DOCUMENT EXCERPT:
I have an admin section of the app that allows me to rewrite the aforementioned .yml file so that I can add new search urls or remove unneeded ones. While I could manually edit the file on the server, I would prefer to be able to also edit it in my site admin section so that when I don't have access to the server, I can still make any necessary changes.
What is the best practice for making edits to a file that is actually used by my app? (I guess this could also apply to, say, an app that had the ability to rewrite one of its own helper files, post-deployment.)
Is it a problem that I could be in the process of rewriting this file while another user connecting to my site wants to perform a search? Could I make their search fail if I'm in the middle of a write operation? Should I initially write my new .yml file to a temp file and only later replace the original .yml file? I know that a write operation is pretty fast, but I just wanted to see what others thought.
UPDATE: Thanks for the replies everyone! Although I see that I'd be better off using some sort of caching rather than reading the file on each request, it helped to find out what the best way to actually do the file rewrite is, given that I'm specifically looking to re-read it each time in this specific case.
If you must use a file for this then the safe process looks like this:
Write the new content to a temporary file of some sort.
Use File.rename to atomically replace the old file with the new one.

MATERIAL SUPPLIED:

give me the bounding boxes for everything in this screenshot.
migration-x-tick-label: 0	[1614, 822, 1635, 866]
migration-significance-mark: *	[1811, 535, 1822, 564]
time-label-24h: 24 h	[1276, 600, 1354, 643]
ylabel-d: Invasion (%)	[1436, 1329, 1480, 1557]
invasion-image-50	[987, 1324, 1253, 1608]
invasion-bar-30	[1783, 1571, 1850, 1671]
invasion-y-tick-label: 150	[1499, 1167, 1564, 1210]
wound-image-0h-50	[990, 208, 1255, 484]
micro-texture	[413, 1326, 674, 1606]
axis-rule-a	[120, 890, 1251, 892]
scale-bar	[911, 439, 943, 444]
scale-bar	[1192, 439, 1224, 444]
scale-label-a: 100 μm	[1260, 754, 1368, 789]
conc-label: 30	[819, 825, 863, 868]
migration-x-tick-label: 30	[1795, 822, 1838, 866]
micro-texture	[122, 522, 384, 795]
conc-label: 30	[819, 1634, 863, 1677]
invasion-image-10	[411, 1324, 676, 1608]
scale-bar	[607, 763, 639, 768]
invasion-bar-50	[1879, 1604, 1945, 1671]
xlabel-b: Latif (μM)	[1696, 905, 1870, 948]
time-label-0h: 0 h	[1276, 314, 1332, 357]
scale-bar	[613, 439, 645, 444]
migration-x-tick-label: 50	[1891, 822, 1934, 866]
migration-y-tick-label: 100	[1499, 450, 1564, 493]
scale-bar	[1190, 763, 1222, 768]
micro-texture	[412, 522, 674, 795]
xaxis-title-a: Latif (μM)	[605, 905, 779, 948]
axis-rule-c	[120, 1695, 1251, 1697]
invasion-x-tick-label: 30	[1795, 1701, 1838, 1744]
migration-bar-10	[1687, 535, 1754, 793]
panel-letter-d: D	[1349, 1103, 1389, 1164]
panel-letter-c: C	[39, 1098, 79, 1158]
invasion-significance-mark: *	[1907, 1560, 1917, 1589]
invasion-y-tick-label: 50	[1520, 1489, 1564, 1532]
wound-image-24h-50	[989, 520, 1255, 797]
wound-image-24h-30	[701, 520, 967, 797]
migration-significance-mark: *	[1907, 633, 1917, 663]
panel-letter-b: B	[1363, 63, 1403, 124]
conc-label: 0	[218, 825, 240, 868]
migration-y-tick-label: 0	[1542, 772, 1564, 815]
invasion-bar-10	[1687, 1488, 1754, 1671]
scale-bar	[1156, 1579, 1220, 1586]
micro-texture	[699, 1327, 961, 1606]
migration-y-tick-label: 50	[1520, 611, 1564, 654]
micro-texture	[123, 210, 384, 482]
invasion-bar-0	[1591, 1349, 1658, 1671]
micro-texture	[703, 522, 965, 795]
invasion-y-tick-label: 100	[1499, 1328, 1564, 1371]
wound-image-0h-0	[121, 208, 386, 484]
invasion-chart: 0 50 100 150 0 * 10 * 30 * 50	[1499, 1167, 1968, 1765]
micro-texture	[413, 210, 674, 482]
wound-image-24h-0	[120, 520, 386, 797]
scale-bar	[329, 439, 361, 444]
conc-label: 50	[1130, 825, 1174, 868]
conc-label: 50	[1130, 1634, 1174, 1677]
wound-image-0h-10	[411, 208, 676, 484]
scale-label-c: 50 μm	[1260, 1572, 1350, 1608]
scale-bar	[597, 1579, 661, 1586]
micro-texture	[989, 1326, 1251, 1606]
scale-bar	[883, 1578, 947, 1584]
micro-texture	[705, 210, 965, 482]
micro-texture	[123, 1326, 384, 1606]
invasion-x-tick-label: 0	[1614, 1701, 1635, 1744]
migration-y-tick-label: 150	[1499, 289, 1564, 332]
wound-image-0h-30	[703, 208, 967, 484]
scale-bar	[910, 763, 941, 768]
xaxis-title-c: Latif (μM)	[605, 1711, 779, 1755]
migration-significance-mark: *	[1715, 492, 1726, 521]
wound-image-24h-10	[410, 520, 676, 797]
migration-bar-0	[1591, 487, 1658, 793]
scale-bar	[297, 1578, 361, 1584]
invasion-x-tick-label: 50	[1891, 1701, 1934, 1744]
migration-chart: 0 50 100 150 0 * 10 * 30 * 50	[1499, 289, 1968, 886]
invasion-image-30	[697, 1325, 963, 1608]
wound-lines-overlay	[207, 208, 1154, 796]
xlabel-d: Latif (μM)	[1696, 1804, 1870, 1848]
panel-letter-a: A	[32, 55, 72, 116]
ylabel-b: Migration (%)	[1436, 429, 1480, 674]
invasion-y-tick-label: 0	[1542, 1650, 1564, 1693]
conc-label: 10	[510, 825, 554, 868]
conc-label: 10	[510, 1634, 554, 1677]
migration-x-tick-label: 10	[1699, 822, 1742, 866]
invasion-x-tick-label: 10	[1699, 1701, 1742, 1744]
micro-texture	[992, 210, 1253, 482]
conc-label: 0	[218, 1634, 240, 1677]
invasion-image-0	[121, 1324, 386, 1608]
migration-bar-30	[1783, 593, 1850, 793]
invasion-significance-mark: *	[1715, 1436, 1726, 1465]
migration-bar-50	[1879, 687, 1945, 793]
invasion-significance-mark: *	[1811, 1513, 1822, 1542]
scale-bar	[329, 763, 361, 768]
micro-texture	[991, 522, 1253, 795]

USING THE INFORMATION:
[A] Reproduce, from "Is it a problem" to "this specific case.", the matching passage of the post on rewriting the .yml file word for word.
[B] Continue the post on rewriting the .yml file, beginning after its final sentence.

ANSWERS FOR THIS EXERCISE:
[A]
Is it a problem that I could be in the process of rewriting this file while another user connecting to my site wants to perform a search? Could I make their search fail if I'm in the middle of a write operation? Should I initially write my new .yml file to a temp file and only later replace the original .yml file? I know that a write operation is pretty fast, but I just wanted to see what others thought.
UPDATE: Thanks for the replies everyone! Although I see that I'd be better off using some sort of caching rather than reading the file on each request, it helped to find out what the best way to actually do the file rewrite is, given that I'm specifically looking to re-read it each time in this specific case.

[B]
If you don't use separate files, you can easily end up with a half-written broken file when the inevitable problems occur. The File.rename class method is just a wrapper for the rename(2) system call and that's guaranteed to be atomic (i.e. it either fully succeeds or fully fails, it won't leave you in an inconsistent in-between state).
If you want to replace /some/path/f.yml then you'd do something like this:
begin
# Write your new stuff to /some/path/f.yml.tmp here
File.rename('/some/path/f.yml.tmp', '/some/path/f.yml')
rescue SystemCallError => e
# Log an error, complain loudly, fall over and cry, ...
end
As others have said, a file really isn't the best way to deal with this and if you have multiple servers, using a file will fail when the servers become out of sync. You'd be better off using a database that several servers can access, then you could:
Cache the value in each web server process.
Blindly refresh it every 10 minutes (or whatever works).
Refresh the cached value if connecting to the remote server fails (with extra error checking to avoid refresh/connect/fail loops).
Firstly, let me say that reading that file on every request is a performance killer. Don't do it! If you really really need to keep that data in a .yml file, then you need to cache it and reload only after it changes (based on the file's timestamp.)
But don't check the timestamp every on every request - that's almost as bad. Check it on a request if it's been n minutes since the last check. Probably in a before_filter somewhere. And if you're running in threaded mode (most people aren't), be careful that you're using a Mutex or something.
If you really want to do this via overwriting files, use the filesystem's locking features to block other threads from accessing your configuration file while it's being written. Maybe check out something like this.
I'd strongly recommend not using files for configuration that needs to be changed without re-deploying the app though. First, you're now requiring that a file be read every time someone does a search. Second, for security reasons it's generally a bad idea to allow your web application write access to its own code. I would store these search index URLs in the database or a memcached key.
edit: As #bioneuralnet points out, it's important to decide whether you need real-time configuration updates or just eventual syncing.